## start Material provided

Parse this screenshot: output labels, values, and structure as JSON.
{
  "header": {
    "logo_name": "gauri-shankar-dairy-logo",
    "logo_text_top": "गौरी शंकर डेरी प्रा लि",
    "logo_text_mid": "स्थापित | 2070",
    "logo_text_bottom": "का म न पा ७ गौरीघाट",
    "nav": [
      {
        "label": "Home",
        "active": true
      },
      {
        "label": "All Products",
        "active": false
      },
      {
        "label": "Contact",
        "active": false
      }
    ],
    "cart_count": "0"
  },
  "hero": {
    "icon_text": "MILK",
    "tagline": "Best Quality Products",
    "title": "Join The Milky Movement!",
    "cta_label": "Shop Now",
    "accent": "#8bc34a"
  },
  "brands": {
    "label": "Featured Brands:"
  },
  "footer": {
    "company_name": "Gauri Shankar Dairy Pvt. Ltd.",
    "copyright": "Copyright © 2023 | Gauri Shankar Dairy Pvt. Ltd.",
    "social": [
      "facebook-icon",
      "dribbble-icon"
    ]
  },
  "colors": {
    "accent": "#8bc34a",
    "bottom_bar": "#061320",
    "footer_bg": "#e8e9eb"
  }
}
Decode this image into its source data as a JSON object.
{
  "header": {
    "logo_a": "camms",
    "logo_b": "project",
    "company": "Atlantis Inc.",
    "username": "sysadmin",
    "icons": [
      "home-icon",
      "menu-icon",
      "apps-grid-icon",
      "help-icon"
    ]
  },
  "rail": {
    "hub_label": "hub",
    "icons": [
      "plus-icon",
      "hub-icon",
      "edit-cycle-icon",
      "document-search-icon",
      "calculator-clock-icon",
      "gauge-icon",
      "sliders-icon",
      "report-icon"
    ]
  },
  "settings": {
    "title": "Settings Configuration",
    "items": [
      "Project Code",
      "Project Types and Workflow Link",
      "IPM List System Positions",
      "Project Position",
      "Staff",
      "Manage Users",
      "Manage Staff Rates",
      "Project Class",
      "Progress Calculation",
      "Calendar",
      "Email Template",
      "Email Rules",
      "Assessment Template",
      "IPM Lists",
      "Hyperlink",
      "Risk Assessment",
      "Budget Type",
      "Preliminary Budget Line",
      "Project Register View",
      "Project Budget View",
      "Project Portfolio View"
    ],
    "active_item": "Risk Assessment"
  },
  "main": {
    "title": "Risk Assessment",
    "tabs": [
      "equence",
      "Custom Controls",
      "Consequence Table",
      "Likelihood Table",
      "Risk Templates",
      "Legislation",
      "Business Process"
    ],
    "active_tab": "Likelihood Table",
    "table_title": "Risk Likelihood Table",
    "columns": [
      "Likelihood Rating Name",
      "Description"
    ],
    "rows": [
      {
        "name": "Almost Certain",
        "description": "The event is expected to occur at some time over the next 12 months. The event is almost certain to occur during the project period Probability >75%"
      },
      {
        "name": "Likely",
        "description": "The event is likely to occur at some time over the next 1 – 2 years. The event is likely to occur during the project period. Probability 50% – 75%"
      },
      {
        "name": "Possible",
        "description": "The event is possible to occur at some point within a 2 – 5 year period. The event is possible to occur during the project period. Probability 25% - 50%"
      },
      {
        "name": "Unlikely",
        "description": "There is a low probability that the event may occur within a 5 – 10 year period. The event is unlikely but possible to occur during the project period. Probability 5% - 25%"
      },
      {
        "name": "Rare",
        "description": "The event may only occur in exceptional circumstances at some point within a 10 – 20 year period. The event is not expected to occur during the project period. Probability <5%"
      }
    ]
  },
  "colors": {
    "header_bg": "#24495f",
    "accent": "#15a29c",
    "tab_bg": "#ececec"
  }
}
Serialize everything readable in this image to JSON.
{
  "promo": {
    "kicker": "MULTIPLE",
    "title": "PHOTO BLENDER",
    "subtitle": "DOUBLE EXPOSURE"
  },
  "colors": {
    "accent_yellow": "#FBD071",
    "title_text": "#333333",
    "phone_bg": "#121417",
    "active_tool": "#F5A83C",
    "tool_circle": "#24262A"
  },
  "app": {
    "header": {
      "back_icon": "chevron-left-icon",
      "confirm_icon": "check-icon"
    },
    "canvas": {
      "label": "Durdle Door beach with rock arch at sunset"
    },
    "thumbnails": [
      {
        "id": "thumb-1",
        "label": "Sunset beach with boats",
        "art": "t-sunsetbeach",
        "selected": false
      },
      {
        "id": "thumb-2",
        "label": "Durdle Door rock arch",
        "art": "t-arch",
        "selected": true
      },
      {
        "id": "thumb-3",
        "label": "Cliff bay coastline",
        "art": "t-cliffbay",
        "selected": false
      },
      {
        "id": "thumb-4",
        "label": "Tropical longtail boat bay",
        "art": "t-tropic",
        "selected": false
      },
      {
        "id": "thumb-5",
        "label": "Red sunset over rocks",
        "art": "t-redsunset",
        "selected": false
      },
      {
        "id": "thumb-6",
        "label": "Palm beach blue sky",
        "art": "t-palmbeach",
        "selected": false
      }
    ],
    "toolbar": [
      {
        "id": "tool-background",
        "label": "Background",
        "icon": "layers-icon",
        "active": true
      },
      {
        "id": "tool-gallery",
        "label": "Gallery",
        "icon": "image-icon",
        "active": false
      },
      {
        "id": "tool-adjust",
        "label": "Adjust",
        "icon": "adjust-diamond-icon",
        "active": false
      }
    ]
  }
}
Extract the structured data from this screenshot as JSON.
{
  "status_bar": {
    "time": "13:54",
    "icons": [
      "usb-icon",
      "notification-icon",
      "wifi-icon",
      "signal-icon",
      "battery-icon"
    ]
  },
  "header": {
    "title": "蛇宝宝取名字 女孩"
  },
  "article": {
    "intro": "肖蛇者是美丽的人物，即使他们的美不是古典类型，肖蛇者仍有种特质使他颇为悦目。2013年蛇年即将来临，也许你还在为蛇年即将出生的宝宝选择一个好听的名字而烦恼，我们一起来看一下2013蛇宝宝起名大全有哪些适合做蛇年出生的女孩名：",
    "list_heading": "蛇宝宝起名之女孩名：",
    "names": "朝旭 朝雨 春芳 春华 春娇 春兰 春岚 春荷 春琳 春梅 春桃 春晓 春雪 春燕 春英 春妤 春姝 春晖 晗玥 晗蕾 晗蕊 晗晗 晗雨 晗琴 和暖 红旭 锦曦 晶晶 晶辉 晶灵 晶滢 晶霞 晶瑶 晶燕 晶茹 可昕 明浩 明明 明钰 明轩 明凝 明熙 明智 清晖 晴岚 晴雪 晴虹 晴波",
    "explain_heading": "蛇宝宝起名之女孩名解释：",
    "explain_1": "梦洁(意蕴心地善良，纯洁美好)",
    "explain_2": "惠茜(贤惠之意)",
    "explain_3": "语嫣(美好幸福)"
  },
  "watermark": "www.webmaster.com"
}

## end Material provided

What the task requires:
Output each entry precisely as given.

Solution below:
Parse this screenshot: output labels, values, and structure as JSON.
{
  "header": {
    "logo_name": "gauri-shankar-dairy-logo",
    "logo_text_top": "गौरी शंकर डेरी प्रा लि",
    "logo_text_mid": "स्थापित | 2070",
    "logo_text_bottom": "का म न पा ७ गौरीघाट",
    "nav": [
      {
        "label": "Home",
        "active": true
      },
      {
        "label": "All Products",
        "active": false
      },
      {
        "label": "Contact",
        "active": false
      }
    ],
    "cart_count": "0"
  },
  "hero": {
    "icon_text": "MILK",
    "tagline": "Best Quality Products",
    "title": "Join The Milky Movement!",
    "cta_label": "Shop Now",
    "accent": "#8bc34a"
  },
  "brands": {
    "label": "Featured Brands:"
  },
  "footer": {
    "company_name": "Gauri Shankar Dairy Pvt. Ltd.",
    "copyright": "Copyright © 2023 | Gauri Shankar Dairy Pvt. Ltd.",
    "social": [
      "facebook-icon",
      "dribbble-icon"
    ]
  },
  "colors": {
    "accent": "#8bc34a",
    "bottom_bar": "#061320",
    "footer_bg": "#e8e9eb"
  }
}
Decode this image into its source data as a JSON object.
{
  "header": {
    "logo_a": "camms",
    "logo_b": "project",
    "company": "Atlantis Inc.",
    "username": "sysadmin",
    "icons": [
      "home-icon",
      "menu-icon",
      "apps-grid-icon",
      "help-icon"
    ]
  },
  "rail": {
    "hub_label": "hub",
    "icons": [
      "plus-icon",
      "hub-icon",
      "edit-cycle-icon",
      "document-search-icon",
      "calculator-clock-icon",
      "gauge-icon",
      "sliders-icon",
      "report-icon"
    ]
  },
  "settings": {
    "title": "Settings Configuration",
    "items": [
      "Project Code",
      "Project Types and Workflow Link",
      "IPM List System Positions",
      "Project Position",
      "Staff",
      "Manage Users",
      "Manage Staff Rates",
      "Project Class",
      "Progress Calculation",
      "Calendar",
      "Email Template",
      "Email Rules",
      "Assessment Template",
      "IPM Lists",
      "Hyperlink",
      "Risk Assessment",
      "Budget Type",
      "Preliminary Budget Line",
      "Project Register View",
      "Project Budget View",
      "Project Portfolio View"
    ],
    "active_item": "Risk Assessment"
  },
  "main": {
    "title": "Risk Assessment",
    "tabs": [
      "equence",
      "Custom Controls",
      "Consequence Table",
      "Likelihood Table",
      "Risk Templates",
      "Legislation",
      "Business Process"
    ],
    "active_tab": "Likelihood Table",
    "table_title": "Risk Likelihood Table",
    "columns": [
      "Likelihood Rating Name",
      "Description"
    ],
    "rows": [
      {
        "name": "Almost Certain",
        "description": "The event is expected to occur at some time over the next 12 months. The event is almost certain to occur during the project period Probability >75%"
      },
      {
        "name": "Likely",
        "description": "The event is likely to occur at some time over the next 1 – 2 years. The event is likely to occur during the project period. Probability 50% – 75%"
      },
      {
        "name": "Possible",
        "description": "The event is possible to occur at some point within a 2 – 5 year period. The event is possible to occur during the project period. Probability 25% - 50%"
      },
      {
        "name": "Unlikely",
        "description": "There is a low probability that the event may occur within a 5 – 10 year period. The event is unlikely but possible to occur during the project period. Probability 5% - 25%"
      },
      {
        "name": "Rare",
        "description": "The event may only occur in exceptional circumstances at some point within a 10 – 20 year period. The event is not expected to occur during the project period. Probability <5%"
      }
    ]
  },
  "colors": {
    "header_bg": "#24495f",
    "accent": "#15a29c",
    "tab_bg": "#ececec"
  }
}
Serialize everything readable in this image to JSON.
{
  "promo": {
    "kicker": "MULTIPLE",
    "title": "PHOTO BLENDER",
    "subtitle": "DOUBLE EXPOSURE"
  },
  "colors": {
    "accent_yellow": "#FBD071",
    "title_text": "#333333",
    "phone_bg": "#121417",
    "active_tool": "#F5A83C",
    "tool_circle": "#24262A"
  },
  "app": {
    "header": {
      "back_icon": "chevron-left-icon",
      "confirm_icon": "check-icon"
    },
    "canvas": {
      "label": "Durdle Door beach with rock arch at sunset"
    },
    "thumbnails": [
      {
        "id": "thumb-1",
        "label": "Sunset beach with boats",
        "art": "t-sunsetbeach",
        "selected": false
      },
      {
        "id": "thumb-2",
        "label": "Durdle Door rock arch",
        "art": "t-arch",
        "selected": true
      },
      {
        "id": "thumb-3",
        "label": "Cliff bay coastline",
        "art": "t-cliffbay",
        "selected": false
      },
      {
        "id": "thumb-4",
        "label": "Tropical longtail boat bay",
        "art": "t-tropic",
        "selected": false
      },
      {
        "id": "thumb-5",
        "label": "Red sunset over rocks",
        "art": "t-redsunset",
        "selected": false
      },
      {
        "id": "thumb-6",
        "label": "Palm beach blue sky",
        "art": "t-palmbeach",
        "selected": false
      }
    ],
    "toolbar": [
      {
        "id": "tool-background",
        "label": "Background",
        "icon": "layers-icon",
        "active": true
      },
      {
        "id": "tool-gallery",
        "label": "Gallery",
        "icon": "image-icon",
        "active": false
      },
      {
        "id": "tool-adjust",
        "label": "Adjust",
        "icon": "adjust-diamond-icon",
        "active": false
      }
    ]
  }
}
Extract the structured data from this screenshot as JSON.
{
  "status_bar": {
    "time": "13:54",
    "icons": [
      "usb-icon",
      "notification-icon",
      "wifi-icon",
      "signal-icon",
      "battery-icon"
    ]
  },
  "header": {
    "title": "蛇宝宝取名字 女孩"
  },
  "article": {
    "intro": "肖蛇者是美丽的人物，即使他们的美不是古典类型，肖蛇者仍有种特质使他颇为悦目。2013年蛇年即将来临，也许你还在为蛇年即将出生的宝宝选择一个好听的名字而烦恼，我们一起来看一下2013蛇宝宝起名大全有哪些适合做蛇年出生的女孩名：",
    "list_heading": "蛇宝宝起名之女孩名：",
    "names": "朝旭 朝雨 春芳 春华 春娇 春兰 春岚 春荷 春琳 春梅 春桃 春晓 春雪 春燕 春英 春妤 春姝 春晖 晗玥 晗蕾 晗蕊 晗晗 晗雨 晗琴 和暖 红旭 锦曦 晶晶 晶辉 晶灵 晶滢 晶霞 晶瑶 晶燕 晶茹 可昕 明浩 明明 明钰 明轩 明凝 明熙 明智 清晖 晴岚 晴雪 晴虹 晴波",
    "explain_heading": "蛇宝宝起名之女孩名解释：",
    "explain_1": "梦洁(意蕴心地善良，纯洁美好)",
    "explain_2": "惠茜(贤惠之意)",
    "explain_3": "语嫣(美好幸福)"
  },
  "watermark": "www.webmaster.com"
}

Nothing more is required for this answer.